> [Stated goal]
For each line in the data below that holds "style", return a copy.

> [Dataset]

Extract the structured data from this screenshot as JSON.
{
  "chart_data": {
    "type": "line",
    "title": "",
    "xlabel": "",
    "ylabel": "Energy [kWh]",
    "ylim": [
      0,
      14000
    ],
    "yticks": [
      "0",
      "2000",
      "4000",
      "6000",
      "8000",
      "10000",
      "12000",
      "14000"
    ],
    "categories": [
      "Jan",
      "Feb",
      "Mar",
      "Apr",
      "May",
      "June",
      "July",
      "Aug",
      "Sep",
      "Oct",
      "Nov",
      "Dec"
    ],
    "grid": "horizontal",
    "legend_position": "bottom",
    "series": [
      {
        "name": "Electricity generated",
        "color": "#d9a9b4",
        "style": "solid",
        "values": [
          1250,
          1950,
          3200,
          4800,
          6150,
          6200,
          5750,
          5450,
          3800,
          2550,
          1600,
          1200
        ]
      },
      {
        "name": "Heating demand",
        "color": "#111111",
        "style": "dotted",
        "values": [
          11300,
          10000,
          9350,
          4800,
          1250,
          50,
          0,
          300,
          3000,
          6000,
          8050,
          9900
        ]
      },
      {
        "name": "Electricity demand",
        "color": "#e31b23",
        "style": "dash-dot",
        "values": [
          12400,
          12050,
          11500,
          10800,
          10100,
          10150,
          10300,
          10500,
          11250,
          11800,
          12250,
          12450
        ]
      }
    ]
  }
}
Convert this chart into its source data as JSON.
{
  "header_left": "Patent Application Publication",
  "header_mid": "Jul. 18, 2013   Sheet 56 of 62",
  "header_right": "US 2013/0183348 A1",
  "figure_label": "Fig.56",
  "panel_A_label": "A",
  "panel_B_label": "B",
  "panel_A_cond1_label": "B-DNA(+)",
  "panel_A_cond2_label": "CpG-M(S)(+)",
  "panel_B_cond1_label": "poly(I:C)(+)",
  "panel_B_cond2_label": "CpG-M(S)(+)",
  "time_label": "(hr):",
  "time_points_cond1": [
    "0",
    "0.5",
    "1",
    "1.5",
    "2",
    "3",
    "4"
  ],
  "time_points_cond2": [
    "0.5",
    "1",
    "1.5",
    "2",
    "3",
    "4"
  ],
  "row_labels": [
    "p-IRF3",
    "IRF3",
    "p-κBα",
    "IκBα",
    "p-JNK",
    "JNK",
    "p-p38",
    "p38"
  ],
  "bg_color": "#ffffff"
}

> [Written response]
        "style": "solid",
        "style": "dotted",
        "style": "dash-dot",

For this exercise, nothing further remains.